GOAL
Answer these questions from the blog post below:
(a) How many third-party datasets does AWS Data Exchange offer?
(b) For roughly how many US residents does the food security dataset contain demographic information and scores?
(c) Which fully managed ML service does Amazon Redshift ML integrate with?

----- PASSAGE

Optimizing your nonprofit mission impact with AWS Glue and Amazon Redshift ML

Nonprofit organizations focus on a specific mission to impact their members, communities, and the world. In the nonprofit space, where resources are limited, it’s important to optimize the impact of your efforts. Data analytics and machine learning (ML) tools on Amazon Web Services (AWS) make it simple to not only quantify your impact but also predict the outcome of an initiative before resources are dedicated. Such predictions can support organizations in decision-making around programming.

In this blog post, learn how you can apply machine learning with Amazon Redshift ML on public datasets to support data-driven decisions optimizing your impact. This walkthrough focuses on the use case for how to use open data to support food security programming, but this solution can be applied to many other initiatives in the nonprofit space.

Dataset overview: Current population survey (CPS) food security supplement

Rather than expending resources gathering data to inform programming nonprofits can benefit from publicly available data. AWS Data Exchange offers a portfolio of more than 3,500 third-party datasets, including data specific to the public sector, that are made available via Amazon Simple Storage Service (Amazon S3), Amazon Redshift, AWS Lake Formation or through API. AWS Data Exchange includes datasets from recent census surveys. In this blog post we are interested in food security specifically. Therefore, we use the latest (2021) CPS Food Security Supplement listed directly on the US Census Bureau website.

This dataset contains demographic information and food security scores for approximately 128,000 US residents from 2021. We have modified this data to showcase 50 representative columns and filtered to residents who completed the full food security supplement. The filtered dataset is available through the AWS CloudFormation stack below. AWS CloudFormation is an orchestration service that helps automatically deploy and configure AWS services and resources.

Variable names and entries are coded by the Census Bureau and can be mapped to readable names and values in the CPS technical documentation.

Solution overview: Optimizing nonprofit mission impact with AWS Glue and Amazon Redshift ML

In this post, we examine a use case in which local organizations want to determine demand for food security programming as new residents enter their communities. This walkthrough uses publicly available data from the US Census Bureau to predict the level of food security for new residents in a given county in the US to better inform local programming needs.

Using Amazon Redshift ML, we train a model that predicts food security of new residents given basic demographic information such as age, race, income, employment status, household type and more. Amazon Redshift ML makes it simple for data analysts and database developers to create, train, and apply ML models using familiar SQL commands in Amazon Redshift data warehouses. Amazon Redshift ML integrates with Amazon SageMaker, a fully managed ML service, without requiring you to become an expert in machine learning.

----------
----- DATASET EXTRACT

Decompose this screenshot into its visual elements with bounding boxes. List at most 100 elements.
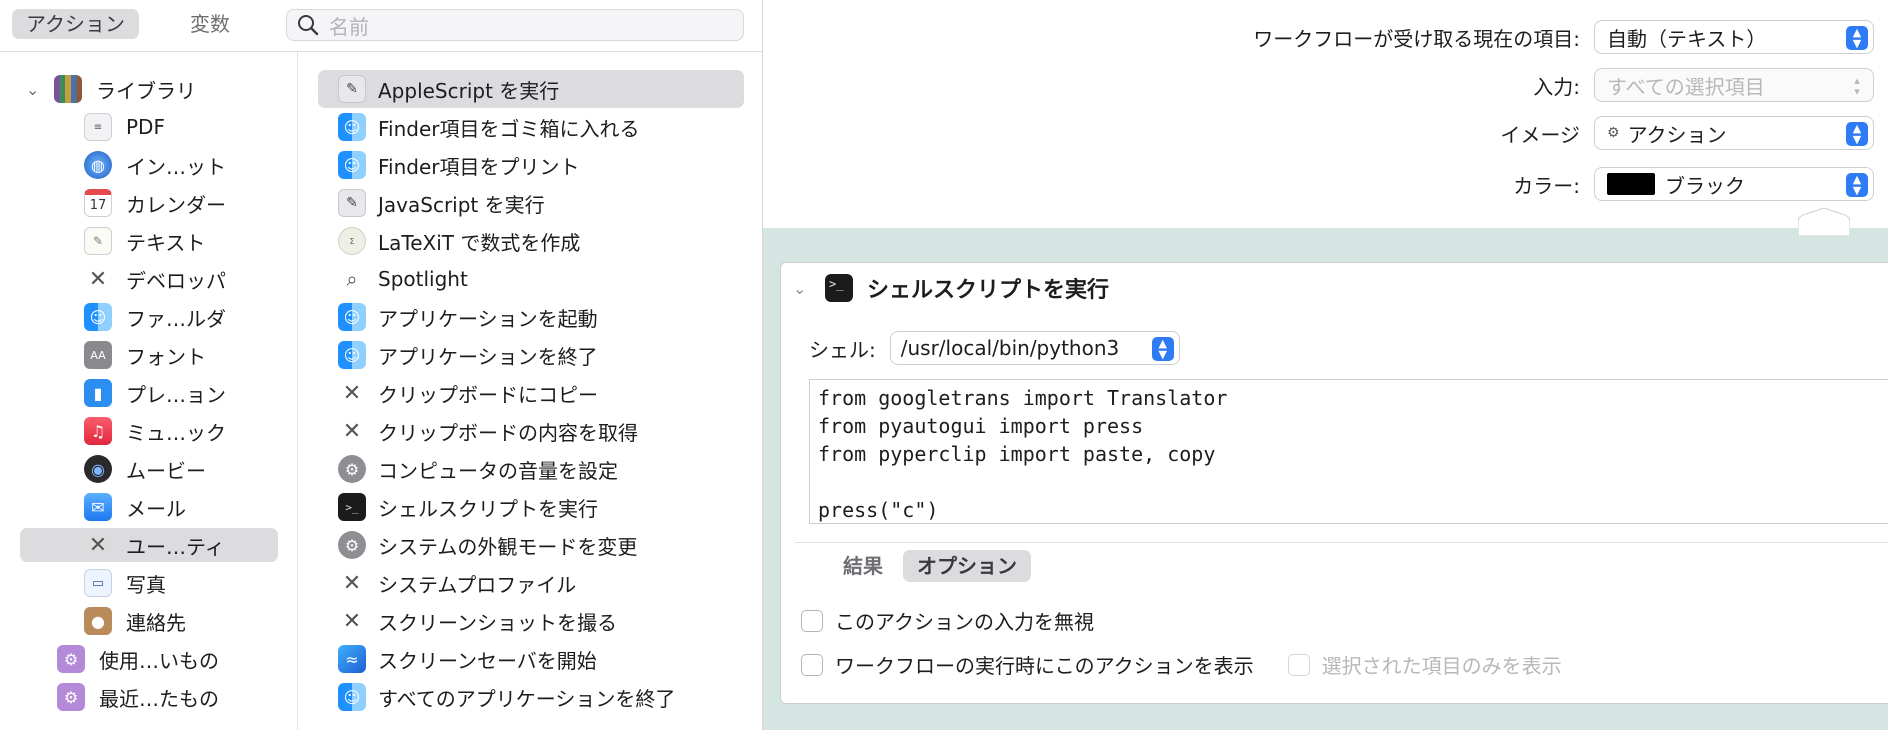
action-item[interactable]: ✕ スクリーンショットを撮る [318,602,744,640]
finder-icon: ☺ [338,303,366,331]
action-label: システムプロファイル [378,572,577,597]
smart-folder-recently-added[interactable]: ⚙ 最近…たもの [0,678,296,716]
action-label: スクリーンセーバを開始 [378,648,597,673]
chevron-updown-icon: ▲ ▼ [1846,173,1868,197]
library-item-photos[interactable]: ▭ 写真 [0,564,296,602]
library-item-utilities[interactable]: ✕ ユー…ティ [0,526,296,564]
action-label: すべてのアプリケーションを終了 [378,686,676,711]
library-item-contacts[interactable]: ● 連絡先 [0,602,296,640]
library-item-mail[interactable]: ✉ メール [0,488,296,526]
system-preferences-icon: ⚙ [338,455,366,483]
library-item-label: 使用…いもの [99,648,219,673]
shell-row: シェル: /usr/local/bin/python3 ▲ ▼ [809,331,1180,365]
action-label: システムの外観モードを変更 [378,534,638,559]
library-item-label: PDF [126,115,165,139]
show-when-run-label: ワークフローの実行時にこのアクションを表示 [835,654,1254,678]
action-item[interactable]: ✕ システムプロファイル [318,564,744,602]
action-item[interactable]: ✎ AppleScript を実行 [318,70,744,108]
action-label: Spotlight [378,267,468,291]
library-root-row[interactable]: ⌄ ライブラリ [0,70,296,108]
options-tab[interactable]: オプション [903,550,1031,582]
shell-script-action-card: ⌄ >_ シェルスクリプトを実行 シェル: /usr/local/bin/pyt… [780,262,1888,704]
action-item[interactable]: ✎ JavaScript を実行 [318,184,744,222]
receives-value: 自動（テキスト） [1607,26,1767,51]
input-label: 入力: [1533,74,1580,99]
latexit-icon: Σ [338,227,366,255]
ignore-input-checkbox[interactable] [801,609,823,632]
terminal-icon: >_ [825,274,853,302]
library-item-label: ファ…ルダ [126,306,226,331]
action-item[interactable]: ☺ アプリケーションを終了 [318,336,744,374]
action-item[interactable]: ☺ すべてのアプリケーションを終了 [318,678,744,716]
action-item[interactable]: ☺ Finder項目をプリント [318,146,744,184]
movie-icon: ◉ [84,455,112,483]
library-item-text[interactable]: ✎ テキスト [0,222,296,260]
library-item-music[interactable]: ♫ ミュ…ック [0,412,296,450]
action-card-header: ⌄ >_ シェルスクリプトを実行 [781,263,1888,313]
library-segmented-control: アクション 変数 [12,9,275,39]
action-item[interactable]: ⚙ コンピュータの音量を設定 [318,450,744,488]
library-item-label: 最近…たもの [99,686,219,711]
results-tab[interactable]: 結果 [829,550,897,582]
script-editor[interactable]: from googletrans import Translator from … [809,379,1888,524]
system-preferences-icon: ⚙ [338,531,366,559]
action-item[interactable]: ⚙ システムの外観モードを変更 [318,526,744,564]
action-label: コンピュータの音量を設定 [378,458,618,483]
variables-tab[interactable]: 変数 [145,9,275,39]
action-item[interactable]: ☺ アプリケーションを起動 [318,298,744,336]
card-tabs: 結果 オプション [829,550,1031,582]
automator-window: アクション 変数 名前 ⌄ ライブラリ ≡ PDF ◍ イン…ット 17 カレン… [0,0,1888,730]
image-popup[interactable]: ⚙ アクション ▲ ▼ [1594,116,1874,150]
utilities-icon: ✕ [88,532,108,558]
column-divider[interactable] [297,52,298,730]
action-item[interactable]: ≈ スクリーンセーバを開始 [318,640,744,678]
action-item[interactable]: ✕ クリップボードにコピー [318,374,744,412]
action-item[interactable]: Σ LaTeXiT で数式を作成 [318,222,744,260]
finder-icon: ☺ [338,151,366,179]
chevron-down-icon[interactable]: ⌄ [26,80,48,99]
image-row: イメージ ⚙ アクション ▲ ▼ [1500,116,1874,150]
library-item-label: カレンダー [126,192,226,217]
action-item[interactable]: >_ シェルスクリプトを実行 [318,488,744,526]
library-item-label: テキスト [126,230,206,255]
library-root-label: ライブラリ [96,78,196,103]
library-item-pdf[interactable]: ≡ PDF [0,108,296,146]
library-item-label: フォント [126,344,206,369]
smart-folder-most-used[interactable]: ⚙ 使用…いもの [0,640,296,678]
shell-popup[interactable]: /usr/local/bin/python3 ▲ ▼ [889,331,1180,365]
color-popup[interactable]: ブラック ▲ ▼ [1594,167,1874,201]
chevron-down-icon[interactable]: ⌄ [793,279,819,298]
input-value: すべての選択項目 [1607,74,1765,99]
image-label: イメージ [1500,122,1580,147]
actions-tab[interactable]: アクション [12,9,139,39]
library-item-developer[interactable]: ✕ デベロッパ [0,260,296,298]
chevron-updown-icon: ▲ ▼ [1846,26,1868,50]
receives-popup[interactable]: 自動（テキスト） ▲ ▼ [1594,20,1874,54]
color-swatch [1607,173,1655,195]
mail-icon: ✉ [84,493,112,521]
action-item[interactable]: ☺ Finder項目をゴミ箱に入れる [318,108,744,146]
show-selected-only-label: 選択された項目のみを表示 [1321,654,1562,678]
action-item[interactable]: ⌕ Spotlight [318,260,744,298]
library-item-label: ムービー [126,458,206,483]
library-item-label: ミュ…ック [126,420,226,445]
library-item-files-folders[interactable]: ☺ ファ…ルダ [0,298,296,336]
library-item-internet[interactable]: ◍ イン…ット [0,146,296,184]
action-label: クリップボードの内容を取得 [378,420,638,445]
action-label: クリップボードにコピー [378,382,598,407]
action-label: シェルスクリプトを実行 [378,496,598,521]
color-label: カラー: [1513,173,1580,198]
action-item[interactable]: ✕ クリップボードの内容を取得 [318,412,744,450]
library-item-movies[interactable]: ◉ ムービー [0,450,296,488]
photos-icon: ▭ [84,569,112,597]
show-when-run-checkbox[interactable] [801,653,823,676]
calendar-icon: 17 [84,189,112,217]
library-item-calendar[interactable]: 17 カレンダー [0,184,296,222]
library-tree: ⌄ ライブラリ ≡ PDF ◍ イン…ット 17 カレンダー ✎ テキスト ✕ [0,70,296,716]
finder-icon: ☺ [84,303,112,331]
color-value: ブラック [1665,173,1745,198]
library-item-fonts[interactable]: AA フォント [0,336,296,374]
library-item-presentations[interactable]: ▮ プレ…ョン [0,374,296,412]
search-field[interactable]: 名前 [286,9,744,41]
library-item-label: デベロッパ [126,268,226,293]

----------
----- DATASET EXTRACT

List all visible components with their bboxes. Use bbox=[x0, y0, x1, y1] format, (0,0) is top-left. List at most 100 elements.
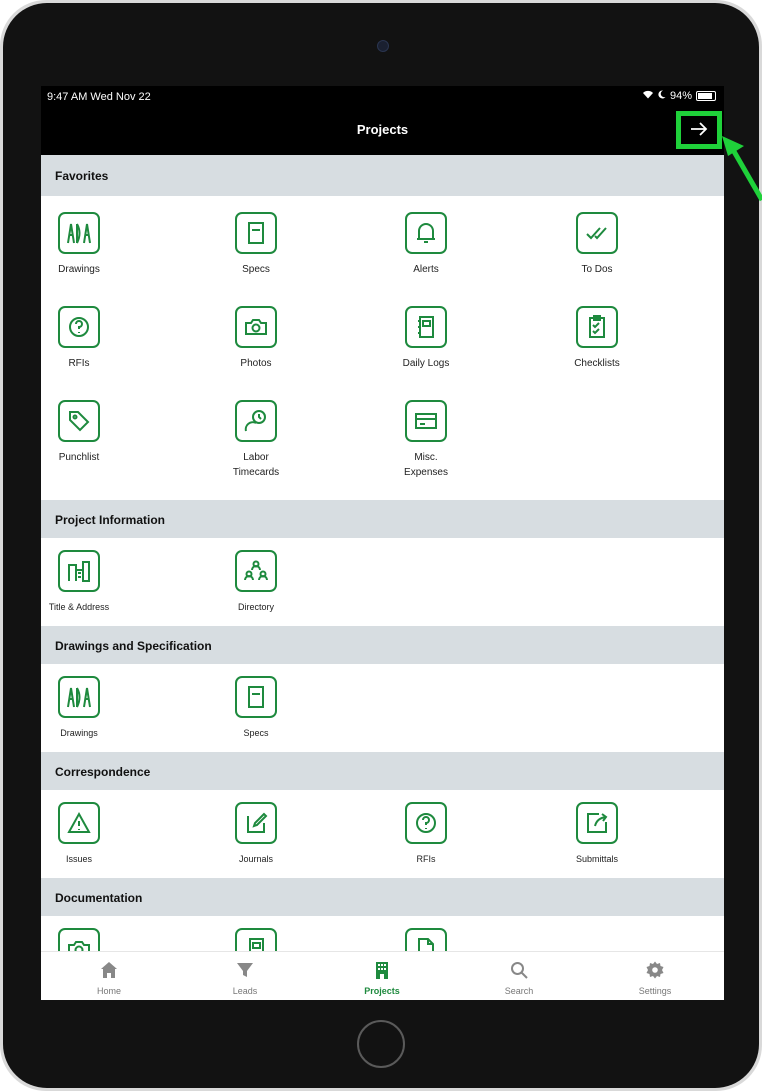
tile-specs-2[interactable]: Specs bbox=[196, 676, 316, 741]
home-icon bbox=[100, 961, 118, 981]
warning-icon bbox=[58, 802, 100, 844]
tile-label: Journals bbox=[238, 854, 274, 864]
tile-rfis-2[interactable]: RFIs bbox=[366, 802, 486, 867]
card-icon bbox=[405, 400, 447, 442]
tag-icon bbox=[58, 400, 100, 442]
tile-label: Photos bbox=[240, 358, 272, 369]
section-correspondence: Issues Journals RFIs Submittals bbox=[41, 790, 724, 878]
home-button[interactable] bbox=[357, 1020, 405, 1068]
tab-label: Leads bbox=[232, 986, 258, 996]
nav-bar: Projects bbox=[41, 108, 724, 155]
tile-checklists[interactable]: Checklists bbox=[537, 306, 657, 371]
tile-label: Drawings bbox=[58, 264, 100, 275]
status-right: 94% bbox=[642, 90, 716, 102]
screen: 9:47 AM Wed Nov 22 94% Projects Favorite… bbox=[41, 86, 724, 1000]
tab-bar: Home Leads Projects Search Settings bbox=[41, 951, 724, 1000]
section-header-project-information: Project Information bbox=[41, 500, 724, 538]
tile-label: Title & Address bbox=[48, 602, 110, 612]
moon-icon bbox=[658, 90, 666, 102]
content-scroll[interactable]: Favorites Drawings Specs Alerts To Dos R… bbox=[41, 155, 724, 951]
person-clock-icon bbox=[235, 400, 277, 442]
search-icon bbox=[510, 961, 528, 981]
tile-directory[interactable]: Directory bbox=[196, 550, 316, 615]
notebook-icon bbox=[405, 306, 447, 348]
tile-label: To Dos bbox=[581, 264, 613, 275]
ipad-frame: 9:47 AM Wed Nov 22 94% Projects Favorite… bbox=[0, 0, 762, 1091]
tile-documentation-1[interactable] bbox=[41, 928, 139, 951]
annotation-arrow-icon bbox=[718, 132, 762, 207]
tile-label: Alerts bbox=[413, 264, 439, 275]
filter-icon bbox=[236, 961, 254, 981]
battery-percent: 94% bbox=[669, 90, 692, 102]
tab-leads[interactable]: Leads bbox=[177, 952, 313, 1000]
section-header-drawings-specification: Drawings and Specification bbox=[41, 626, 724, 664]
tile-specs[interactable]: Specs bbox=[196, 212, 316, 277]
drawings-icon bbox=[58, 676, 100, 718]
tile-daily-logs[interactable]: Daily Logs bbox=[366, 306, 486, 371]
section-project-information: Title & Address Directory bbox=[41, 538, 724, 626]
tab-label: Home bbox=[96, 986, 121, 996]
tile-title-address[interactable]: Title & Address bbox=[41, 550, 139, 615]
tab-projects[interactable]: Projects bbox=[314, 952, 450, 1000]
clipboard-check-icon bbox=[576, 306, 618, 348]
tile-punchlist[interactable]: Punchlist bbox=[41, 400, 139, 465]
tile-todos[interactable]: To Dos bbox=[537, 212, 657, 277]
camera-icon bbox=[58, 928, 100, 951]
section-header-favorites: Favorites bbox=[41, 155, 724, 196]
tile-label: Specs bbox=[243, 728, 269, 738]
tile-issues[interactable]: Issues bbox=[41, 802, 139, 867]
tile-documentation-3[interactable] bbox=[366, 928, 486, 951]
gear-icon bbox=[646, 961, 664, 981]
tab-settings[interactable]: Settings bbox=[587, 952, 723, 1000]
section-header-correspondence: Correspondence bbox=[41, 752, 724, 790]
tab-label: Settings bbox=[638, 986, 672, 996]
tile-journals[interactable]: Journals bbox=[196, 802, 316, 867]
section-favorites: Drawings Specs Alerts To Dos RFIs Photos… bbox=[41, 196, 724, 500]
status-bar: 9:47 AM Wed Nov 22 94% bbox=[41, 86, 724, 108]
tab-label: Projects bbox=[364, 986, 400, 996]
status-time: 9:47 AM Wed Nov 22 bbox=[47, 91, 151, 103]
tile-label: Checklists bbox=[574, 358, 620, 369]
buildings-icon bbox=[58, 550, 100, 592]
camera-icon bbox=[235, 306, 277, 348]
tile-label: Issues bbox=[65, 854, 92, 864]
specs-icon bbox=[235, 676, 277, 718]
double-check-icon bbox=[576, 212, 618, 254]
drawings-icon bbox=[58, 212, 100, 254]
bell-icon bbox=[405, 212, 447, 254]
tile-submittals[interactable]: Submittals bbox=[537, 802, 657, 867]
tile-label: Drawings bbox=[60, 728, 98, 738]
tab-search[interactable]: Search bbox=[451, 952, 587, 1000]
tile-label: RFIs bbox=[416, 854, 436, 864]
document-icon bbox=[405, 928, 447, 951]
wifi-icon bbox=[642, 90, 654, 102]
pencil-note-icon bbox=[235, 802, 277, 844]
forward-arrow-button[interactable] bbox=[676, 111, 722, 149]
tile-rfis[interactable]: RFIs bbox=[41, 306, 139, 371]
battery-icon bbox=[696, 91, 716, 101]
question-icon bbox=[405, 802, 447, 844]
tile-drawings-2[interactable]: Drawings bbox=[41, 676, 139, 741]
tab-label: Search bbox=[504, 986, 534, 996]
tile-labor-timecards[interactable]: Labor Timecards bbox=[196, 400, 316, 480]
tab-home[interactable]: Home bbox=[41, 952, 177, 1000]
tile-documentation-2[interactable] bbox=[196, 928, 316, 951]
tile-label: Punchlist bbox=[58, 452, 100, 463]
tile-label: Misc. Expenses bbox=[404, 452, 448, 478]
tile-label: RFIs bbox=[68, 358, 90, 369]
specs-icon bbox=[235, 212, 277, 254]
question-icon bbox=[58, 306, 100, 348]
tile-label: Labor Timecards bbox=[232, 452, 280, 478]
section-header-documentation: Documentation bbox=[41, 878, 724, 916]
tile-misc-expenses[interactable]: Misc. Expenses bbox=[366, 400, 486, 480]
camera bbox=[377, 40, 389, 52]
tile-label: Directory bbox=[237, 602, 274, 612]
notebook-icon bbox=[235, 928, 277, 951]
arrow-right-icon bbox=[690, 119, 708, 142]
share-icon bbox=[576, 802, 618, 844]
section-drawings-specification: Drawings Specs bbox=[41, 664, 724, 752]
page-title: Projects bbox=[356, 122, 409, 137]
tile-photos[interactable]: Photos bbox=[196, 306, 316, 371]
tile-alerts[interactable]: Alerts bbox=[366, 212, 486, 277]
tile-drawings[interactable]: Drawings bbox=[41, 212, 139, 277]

----------

ANSWER IN FULL
(a) More than 3,500.
(b) Approximately 128,000.
(c) Amazon SageMaker.